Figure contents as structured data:
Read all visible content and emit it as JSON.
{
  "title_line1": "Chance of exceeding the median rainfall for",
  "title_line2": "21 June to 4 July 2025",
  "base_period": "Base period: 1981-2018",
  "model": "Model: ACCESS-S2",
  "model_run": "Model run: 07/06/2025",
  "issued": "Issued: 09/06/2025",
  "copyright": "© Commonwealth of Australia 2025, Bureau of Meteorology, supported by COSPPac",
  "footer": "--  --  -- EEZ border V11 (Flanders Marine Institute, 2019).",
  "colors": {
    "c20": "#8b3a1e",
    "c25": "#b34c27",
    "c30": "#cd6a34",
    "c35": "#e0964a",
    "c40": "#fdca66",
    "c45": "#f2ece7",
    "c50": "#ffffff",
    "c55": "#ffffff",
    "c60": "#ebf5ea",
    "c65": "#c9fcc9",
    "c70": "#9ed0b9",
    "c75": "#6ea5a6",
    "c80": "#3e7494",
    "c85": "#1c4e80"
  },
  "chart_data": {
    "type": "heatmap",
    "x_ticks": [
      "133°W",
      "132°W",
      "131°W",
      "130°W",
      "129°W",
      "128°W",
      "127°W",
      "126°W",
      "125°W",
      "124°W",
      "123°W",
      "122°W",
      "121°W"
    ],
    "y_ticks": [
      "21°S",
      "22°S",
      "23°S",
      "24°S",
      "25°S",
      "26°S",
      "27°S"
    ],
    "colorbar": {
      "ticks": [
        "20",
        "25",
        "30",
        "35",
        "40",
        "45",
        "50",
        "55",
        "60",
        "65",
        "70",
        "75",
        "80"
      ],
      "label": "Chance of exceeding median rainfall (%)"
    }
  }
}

▶ **The problem**
Gather each line from the listing above that holds "Chance".

▶ **Solution below**
  "title_line1": "Chance of exceeding the median rainfall for",
      "label": "Chance of exceeding median rainfall (%)"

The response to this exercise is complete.